Omit all pictures. Quote the lines from the one with "What text is on this page?" through the end of the listing below, exactly as they appear.

## START

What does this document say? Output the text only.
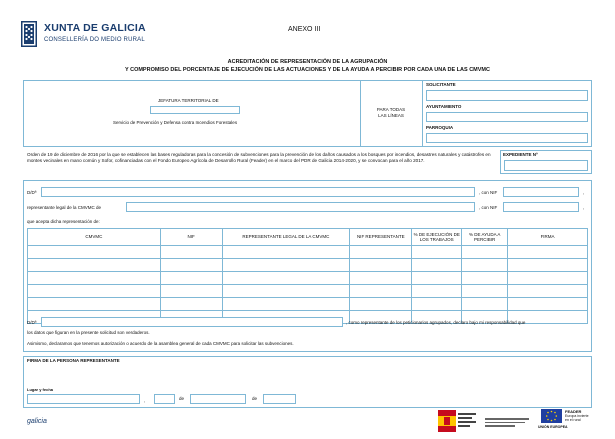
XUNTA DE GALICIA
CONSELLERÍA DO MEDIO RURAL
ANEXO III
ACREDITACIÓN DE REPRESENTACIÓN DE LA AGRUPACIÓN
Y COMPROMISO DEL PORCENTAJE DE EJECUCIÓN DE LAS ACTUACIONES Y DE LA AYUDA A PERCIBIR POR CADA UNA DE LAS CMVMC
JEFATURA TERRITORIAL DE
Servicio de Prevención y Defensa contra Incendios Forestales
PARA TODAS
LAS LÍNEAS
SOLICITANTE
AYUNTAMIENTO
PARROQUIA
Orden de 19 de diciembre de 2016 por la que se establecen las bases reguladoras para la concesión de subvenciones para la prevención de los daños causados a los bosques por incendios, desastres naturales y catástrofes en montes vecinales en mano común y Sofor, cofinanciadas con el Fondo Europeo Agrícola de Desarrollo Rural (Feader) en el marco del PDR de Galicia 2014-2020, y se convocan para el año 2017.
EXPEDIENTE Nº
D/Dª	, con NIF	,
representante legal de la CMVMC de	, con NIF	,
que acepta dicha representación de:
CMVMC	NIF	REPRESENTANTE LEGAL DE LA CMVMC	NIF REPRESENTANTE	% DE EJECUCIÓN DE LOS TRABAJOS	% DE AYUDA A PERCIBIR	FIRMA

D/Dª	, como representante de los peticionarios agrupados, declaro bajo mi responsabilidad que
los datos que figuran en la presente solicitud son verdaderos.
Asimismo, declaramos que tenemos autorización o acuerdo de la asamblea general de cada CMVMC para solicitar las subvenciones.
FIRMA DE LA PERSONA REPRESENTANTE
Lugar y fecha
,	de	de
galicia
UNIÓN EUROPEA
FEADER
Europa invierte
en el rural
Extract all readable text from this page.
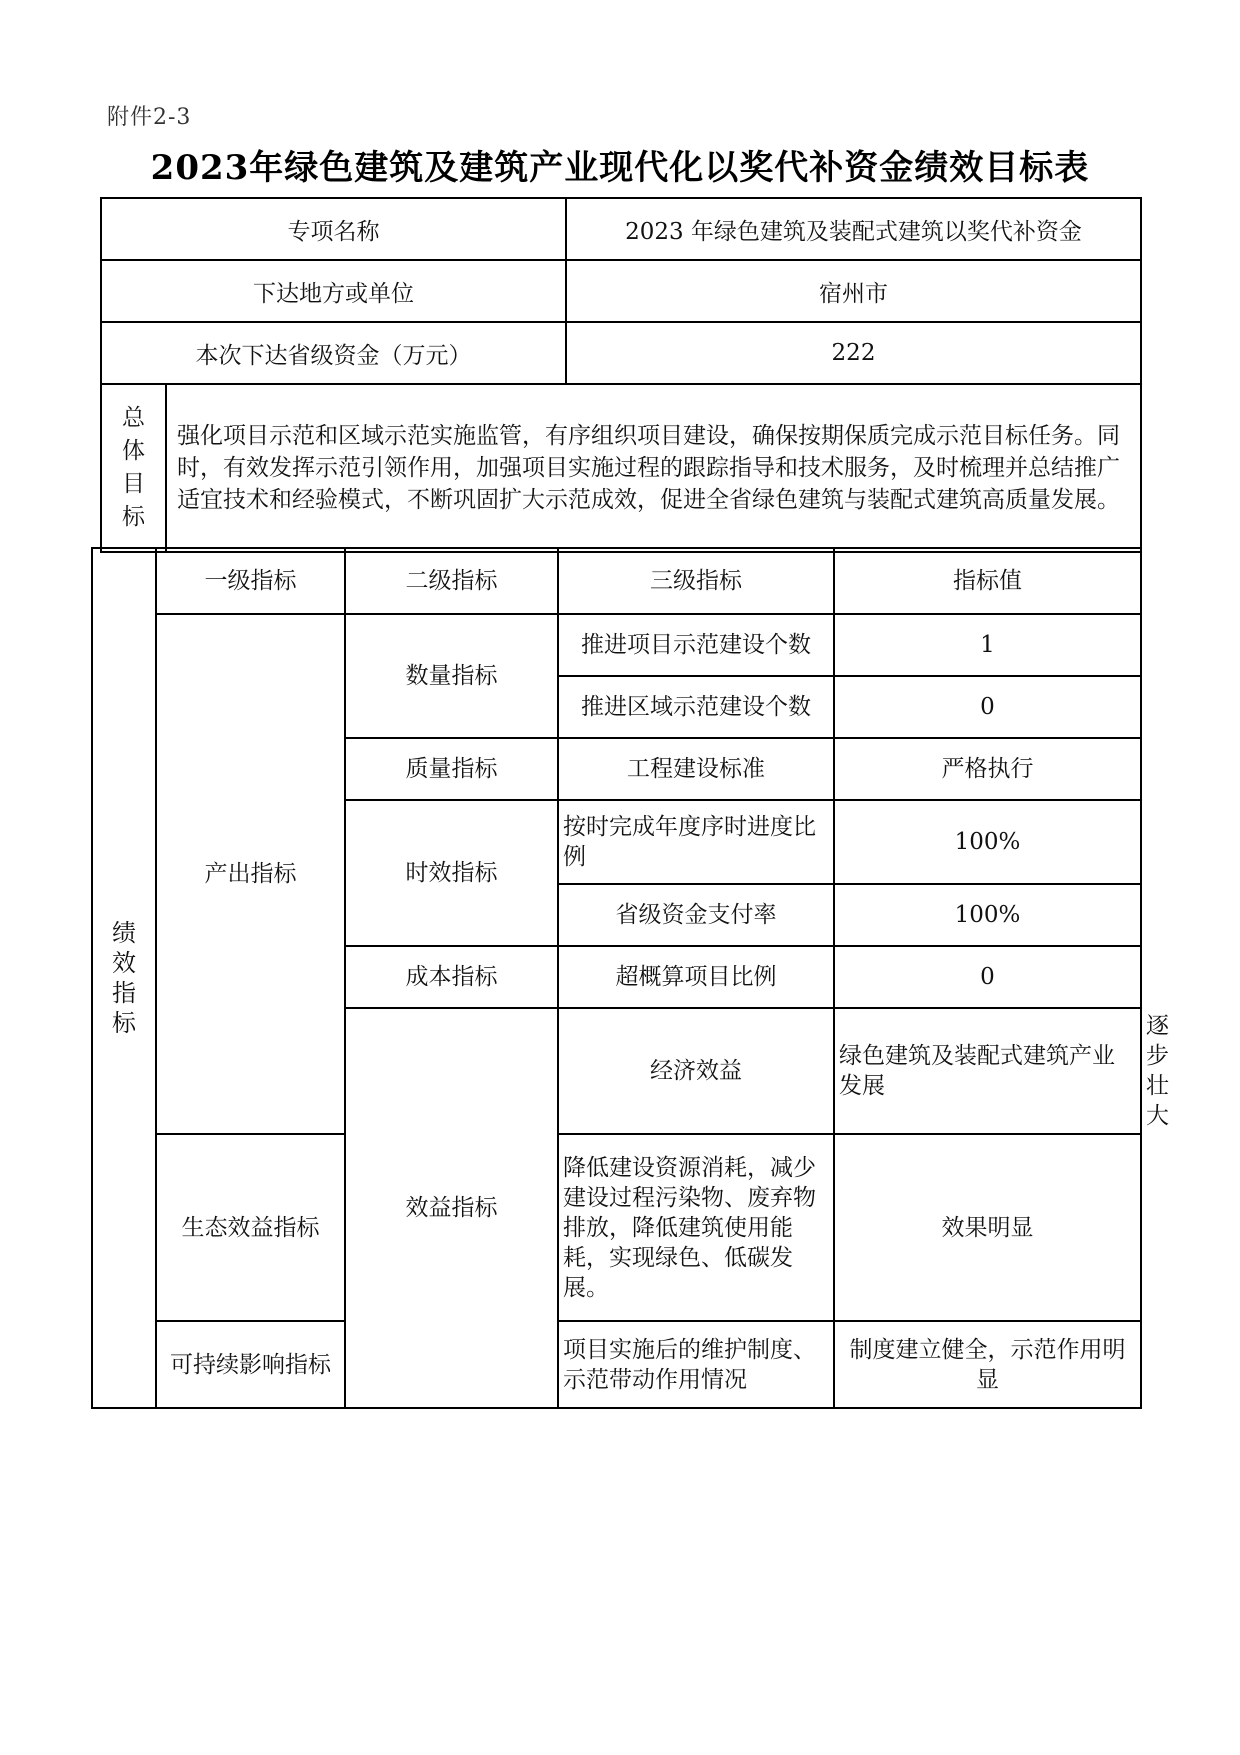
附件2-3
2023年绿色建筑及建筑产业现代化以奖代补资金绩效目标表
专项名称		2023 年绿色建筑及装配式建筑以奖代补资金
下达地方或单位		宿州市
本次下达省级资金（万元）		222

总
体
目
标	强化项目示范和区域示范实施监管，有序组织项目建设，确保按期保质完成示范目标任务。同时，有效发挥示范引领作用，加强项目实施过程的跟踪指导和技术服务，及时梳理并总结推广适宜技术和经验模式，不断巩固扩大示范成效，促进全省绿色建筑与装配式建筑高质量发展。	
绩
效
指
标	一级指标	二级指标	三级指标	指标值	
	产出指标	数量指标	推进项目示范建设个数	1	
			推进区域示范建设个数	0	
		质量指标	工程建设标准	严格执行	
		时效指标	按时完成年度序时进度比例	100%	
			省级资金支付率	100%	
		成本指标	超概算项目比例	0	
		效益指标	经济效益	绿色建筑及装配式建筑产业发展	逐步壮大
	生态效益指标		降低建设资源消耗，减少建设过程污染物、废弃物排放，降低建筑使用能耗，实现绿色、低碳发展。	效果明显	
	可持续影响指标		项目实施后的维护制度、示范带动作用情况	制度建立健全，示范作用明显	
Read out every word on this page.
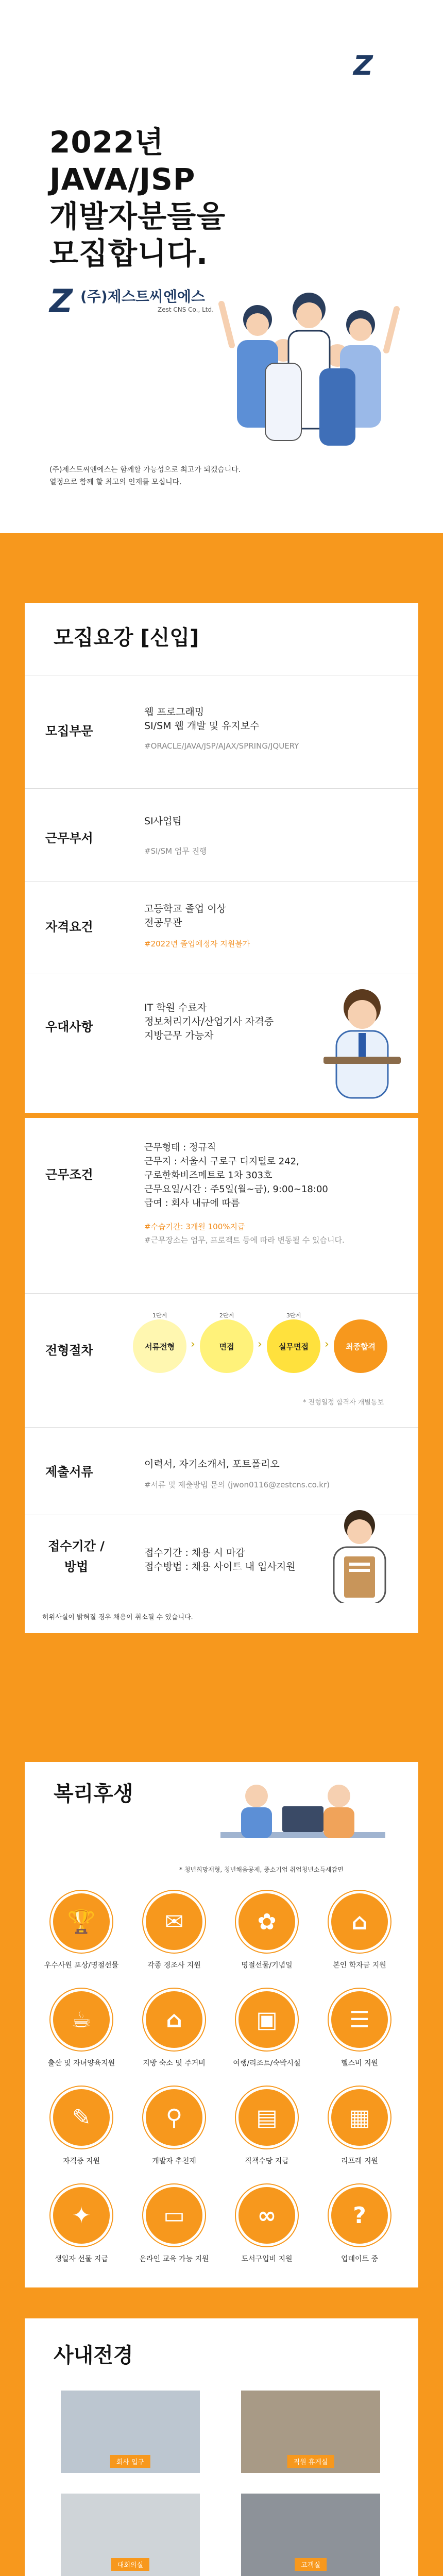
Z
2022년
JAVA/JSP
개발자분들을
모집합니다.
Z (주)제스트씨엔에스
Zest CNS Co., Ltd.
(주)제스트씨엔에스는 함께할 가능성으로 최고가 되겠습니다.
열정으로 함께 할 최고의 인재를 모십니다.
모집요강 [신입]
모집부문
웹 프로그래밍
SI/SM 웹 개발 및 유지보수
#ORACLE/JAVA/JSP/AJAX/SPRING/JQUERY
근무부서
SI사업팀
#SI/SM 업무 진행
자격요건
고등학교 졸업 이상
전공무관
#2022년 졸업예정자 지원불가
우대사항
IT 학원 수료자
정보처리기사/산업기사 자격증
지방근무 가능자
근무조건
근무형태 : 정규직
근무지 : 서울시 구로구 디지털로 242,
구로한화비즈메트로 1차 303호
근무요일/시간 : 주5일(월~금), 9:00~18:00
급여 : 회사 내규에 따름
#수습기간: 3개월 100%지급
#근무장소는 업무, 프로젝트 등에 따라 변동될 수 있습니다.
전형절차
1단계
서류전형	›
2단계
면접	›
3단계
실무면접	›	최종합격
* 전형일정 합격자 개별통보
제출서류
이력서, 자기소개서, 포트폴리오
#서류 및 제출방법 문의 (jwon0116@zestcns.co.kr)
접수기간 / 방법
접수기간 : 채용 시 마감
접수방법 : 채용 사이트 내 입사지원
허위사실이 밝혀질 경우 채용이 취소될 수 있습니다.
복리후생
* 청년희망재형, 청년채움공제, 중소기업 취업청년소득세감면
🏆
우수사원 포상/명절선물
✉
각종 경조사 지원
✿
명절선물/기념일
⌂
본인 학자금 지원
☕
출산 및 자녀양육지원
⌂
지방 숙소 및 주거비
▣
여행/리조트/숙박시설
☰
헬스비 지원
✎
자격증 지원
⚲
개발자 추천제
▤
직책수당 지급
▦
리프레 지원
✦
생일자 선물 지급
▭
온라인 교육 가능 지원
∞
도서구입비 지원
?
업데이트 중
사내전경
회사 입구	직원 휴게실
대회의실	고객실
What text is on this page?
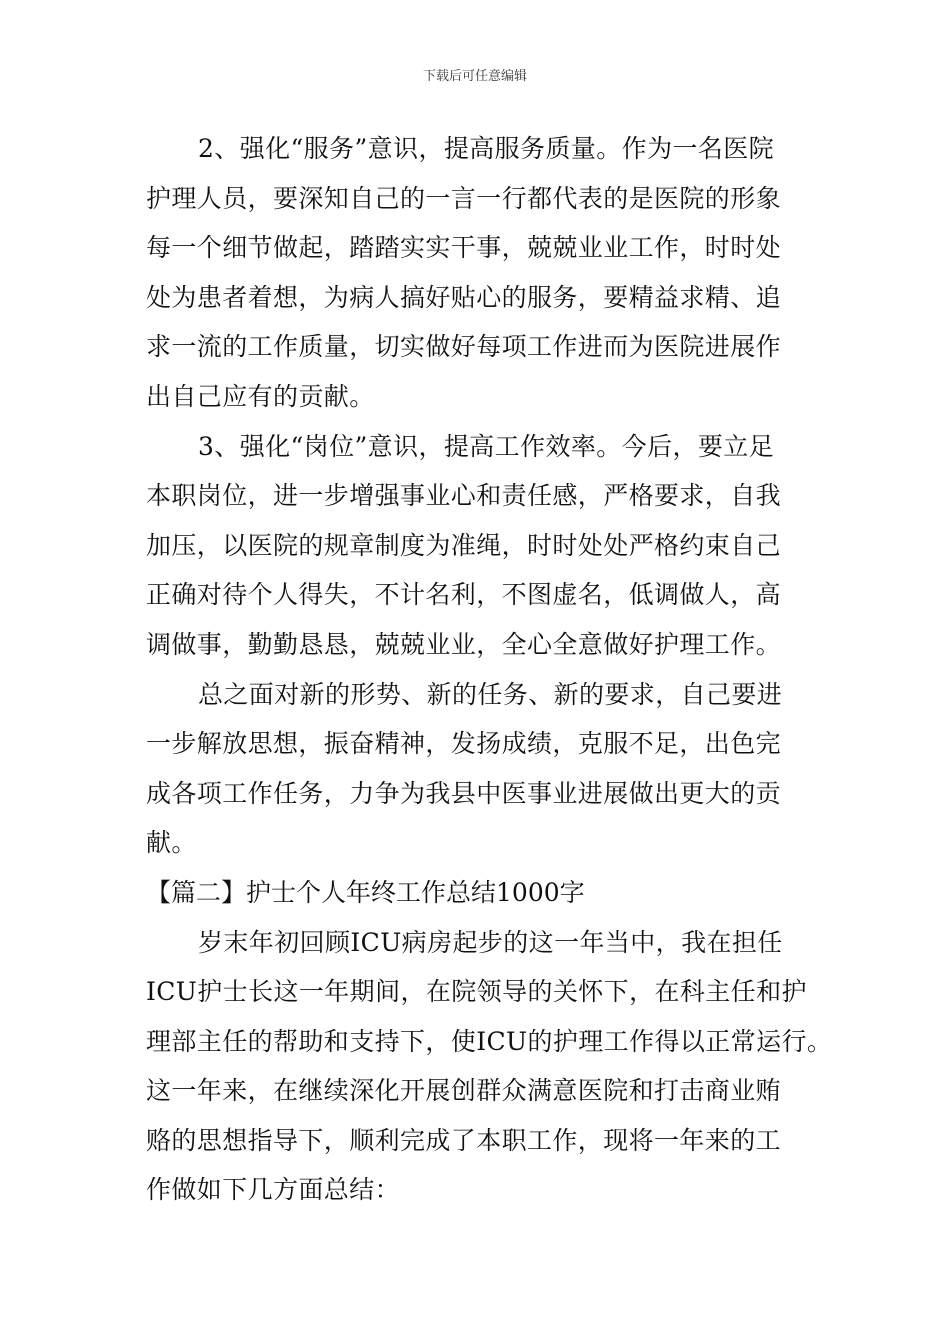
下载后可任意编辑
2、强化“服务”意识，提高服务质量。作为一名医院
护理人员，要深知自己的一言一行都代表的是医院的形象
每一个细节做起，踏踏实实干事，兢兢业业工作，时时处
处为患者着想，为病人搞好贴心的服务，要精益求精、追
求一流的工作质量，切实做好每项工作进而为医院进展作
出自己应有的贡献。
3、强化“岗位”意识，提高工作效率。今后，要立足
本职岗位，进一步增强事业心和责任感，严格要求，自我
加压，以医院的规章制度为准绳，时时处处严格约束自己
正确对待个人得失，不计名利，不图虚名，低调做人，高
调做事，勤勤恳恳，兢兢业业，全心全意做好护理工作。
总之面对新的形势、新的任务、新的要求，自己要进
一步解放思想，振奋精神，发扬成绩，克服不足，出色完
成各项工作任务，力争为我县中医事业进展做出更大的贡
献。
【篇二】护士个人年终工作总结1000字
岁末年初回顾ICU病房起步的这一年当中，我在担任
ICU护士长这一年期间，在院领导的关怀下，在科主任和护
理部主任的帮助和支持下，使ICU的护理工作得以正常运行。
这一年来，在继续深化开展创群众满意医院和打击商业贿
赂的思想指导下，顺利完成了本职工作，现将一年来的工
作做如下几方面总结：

## END

RESULT OF THIS TASK -
What text is on this page?
下载后可任意编辑
2、强化“服务”意识，提高服务质量。作为一名医院
护理人员，要深知自己的一言一行都代表的是医院的形象
每一个细节做起，踏踏实实干事，兢兢业业工作，时时处
处为患者着想，为病人搞好贴心的服务，要精益求精、追
求一流的工作质量，切实做好每项工作进而为医院进展作
出自己应有的贡献。
3、强化“岗位”意识，提高工作效率。今后，要立足
本职岗位，进一步增强事业心和责任感，严格要求，自我
加压，以医院的规章制度为准绳，时时处处严格约束自己
正确对待个人得失，不计名利，不图虚名，低调做人，高
调做事，勤勤恳恳，兢兢业业，全心全意做好护理工作。
总之面对新的形势、新的任务、新的要求，自己要进
一步解放思想，振奋精神，发扬成绩，克服不足，出色完
成各项工作任务，力争为我县中医事业进展做出更大的贡
献。
【篇二】护士个人年终工作总结1000字
岁末年初回顾ICU病房起步的这一年当中，我在担任
ICU护士长这一年期间，在院领导的关怀下，在科主任和护
理部主任的帮助和支持下，使ICU的护理工作得以正常运行。
这一年来，在继续深化开展创群众满意医院和打击商业贿
赂的思想指导下，顺利完成了本职工作，现将一年来的工
作做如下几方面总结：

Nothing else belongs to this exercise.